Go through the entries and count the lines with the string "label" in them. Give only that number.

** Start Exercise data **

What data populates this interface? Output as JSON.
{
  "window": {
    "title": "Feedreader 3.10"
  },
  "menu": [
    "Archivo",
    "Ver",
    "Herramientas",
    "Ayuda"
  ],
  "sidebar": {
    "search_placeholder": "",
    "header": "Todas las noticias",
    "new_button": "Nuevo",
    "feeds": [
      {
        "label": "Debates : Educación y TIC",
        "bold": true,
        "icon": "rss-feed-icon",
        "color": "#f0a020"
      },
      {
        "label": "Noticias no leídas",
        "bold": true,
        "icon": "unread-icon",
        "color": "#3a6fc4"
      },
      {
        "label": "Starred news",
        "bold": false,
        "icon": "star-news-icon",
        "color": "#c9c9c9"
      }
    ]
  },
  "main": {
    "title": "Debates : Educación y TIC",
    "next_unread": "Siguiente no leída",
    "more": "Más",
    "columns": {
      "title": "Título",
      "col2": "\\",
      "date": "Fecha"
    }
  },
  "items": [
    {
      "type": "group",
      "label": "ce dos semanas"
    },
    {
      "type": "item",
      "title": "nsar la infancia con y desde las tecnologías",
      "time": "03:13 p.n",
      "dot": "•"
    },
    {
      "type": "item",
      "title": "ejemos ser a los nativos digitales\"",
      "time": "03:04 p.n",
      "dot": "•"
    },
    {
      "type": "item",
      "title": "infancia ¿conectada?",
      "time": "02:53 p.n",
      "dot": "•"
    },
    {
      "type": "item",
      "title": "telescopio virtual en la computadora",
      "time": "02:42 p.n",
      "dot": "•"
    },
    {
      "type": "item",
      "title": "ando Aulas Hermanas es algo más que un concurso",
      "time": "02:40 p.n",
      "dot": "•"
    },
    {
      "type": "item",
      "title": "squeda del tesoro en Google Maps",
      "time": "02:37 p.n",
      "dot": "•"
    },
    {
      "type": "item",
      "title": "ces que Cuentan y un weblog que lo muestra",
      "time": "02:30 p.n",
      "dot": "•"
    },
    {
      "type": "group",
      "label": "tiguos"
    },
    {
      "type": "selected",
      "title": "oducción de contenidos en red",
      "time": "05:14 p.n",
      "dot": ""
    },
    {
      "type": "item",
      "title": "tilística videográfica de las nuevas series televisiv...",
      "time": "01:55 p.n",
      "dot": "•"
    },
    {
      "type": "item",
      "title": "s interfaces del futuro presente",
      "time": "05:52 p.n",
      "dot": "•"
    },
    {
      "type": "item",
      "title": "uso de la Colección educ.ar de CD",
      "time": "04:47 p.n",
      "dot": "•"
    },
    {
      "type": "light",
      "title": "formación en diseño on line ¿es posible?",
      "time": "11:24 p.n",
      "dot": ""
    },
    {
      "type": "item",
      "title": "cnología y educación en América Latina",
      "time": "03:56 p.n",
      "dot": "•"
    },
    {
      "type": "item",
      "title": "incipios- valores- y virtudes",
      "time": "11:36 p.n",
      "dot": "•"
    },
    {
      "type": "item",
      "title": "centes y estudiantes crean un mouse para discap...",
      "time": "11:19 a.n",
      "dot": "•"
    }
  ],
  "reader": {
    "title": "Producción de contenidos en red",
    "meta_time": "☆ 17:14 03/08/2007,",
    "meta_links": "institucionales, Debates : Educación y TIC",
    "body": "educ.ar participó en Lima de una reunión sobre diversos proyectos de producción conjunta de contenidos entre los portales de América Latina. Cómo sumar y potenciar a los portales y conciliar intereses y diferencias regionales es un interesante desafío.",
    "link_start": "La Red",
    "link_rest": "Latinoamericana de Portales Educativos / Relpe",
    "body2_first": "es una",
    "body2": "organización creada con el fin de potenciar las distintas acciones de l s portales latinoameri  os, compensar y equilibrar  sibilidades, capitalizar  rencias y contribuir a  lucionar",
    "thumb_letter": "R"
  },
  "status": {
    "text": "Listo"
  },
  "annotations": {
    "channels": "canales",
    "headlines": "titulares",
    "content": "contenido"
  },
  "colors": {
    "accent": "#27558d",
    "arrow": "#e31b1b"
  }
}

** End Exercise data **

» **Result for this task**
5